-- START Information given --

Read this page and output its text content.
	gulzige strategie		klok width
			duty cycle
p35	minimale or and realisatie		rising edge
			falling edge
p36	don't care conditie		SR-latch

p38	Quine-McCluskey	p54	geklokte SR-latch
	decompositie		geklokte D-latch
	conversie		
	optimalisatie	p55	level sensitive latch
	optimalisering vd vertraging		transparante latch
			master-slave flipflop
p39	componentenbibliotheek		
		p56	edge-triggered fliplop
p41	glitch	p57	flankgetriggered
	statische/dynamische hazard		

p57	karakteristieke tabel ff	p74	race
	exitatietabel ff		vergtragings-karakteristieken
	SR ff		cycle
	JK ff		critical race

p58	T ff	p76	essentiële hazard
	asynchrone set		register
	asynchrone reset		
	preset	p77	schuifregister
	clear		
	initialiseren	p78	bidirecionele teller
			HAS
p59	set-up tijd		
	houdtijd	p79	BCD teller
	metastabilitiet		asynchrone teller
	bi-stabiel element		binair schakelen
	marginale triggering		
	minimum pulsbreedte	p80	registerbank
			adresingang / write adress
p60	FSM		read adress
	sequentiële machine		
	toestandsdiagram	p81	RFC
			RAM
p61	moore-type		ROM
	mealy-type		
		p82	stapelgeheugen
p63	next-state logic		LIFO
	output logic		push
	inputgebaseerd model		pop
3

-- END Information given --
-- START Information given --

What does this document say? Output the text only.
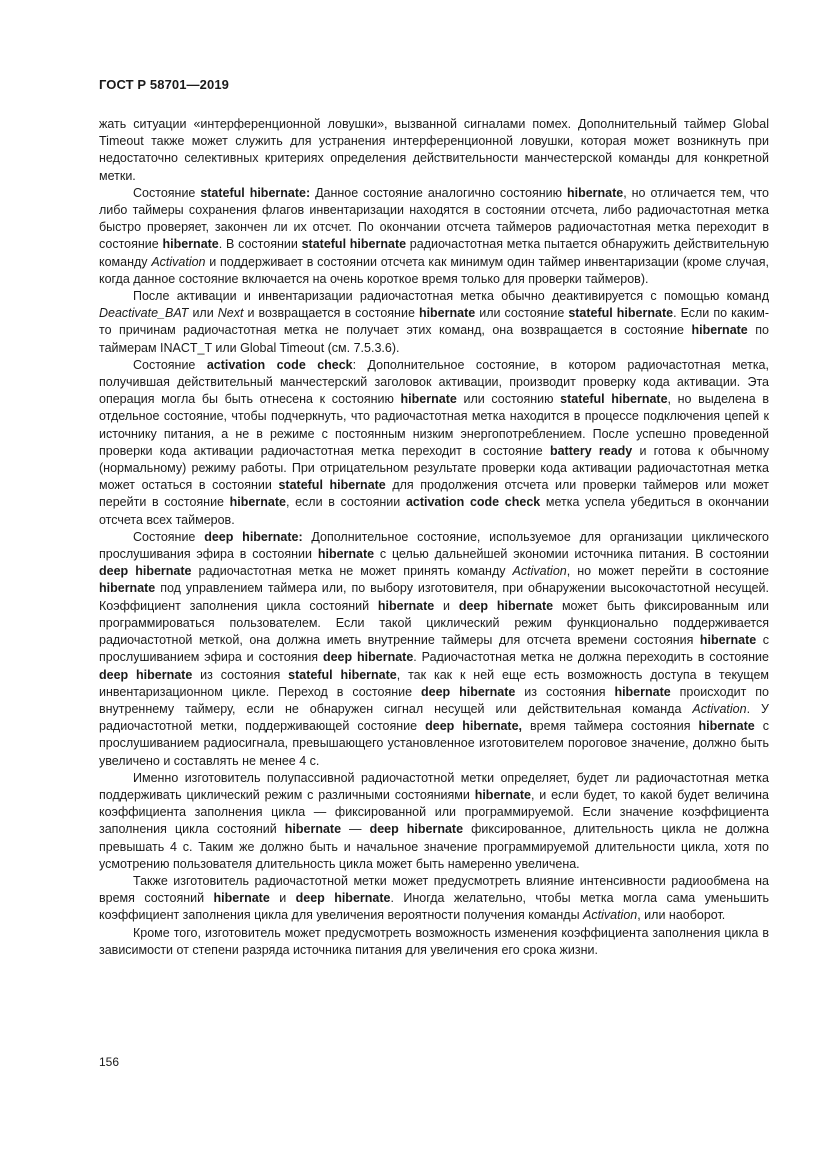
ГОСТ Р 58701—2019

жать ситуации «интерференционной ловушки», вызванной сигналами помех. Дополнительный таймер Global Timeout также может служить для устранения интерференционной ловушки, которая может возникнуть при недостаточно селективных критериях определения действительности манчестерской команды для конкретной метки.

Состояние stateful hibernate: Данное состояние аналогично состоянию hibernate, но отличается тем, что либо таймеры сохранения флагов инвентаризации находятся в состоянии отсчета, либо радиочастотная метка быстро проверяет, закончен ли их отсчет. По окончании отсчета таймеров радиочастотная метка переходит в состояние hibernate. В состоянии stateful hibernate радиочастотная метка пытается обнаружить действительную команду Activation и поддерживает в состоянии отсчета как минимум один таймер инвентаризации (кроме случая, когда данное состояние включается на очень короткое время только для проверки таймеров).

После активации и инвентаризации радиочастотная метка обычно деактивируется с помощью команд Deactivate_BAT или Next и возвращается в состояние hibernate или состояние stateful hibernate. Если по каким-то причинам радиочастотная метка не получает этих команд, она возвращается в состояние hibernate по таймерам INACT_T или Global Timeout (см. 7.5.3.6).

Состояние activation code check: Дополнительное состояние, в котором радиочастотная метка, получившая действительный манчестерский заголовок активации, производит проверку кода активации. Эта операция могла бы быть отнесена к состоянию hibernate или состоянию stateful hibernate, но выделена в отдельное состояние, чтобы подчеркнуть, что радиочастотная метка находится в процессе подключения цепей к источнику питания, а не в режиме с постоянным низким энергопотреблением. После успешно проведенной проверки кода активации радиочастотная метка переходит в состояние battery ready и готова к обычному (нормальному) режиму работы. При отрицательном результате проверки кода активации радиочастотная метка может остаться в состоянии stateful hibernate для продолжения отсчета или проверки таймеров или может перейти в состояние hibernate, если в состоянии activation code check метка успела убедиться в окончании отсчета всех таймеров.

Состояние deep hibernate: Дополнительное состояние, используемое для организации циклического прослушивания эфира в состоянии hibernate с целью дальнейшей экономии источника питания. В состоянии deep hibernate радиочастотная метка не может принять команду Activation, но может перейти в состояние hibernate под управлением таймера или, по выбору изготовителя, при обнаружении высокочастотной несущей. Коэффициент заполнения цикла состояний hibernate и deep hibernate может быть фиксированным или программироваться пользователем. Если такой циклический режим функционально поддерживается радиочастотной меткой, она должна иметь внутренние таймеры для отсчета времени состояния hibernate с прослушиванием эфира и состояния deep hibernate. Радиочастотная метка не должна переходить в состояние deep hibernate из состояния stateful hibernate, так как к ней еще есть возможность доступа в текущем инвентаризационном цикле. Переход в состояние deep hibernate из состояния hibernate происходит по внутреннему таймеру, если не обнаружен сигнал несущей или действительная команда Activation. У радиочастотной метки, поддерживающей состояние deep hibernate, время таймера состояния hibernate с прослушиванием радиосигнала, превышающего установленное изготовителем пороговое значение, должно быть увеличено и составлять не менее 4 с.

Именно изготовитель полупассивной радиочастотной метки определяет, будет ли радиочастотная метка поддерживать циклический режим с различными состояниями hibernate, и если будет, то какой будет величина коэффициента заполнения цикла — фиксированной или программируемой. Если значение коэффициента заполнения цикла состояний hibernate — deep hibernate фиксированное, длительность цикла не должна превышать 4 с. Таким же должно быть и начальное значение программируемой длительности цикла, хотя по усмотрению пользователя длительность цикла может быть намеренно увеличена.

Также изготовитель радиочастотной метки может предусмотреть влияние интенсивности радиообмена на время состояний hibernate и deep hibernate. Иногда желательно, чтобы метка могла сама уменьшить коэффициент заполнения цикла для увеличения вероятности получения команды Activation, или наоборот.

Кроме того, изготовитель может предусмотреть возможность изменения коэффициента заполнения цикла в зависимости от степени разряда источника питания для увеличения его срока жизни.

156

-- END Information given --

Directive:
Sift the material for lines with the string "команды". Copy each one found.

Task answer:
жать ситуации «интерференционной ловушки», вызванной сигналами помех. Дополнительный таймер Global Timeout также может служить для устранения интерференционной ловушки, которая может возникнуть при недостаточно селективных критериях определения действительности манчестерской команды для конкретной метки.
Также изготовитель радиочастотной метки может предусмотреть влияние интенсивности радиообмена на время состояний hibernate и deep hibernate. Иногда желательно, чтобы метка могла сама уменьшить коэффициент заполнения цикла для увеличения вероятности получения команды Activation, или наоборот.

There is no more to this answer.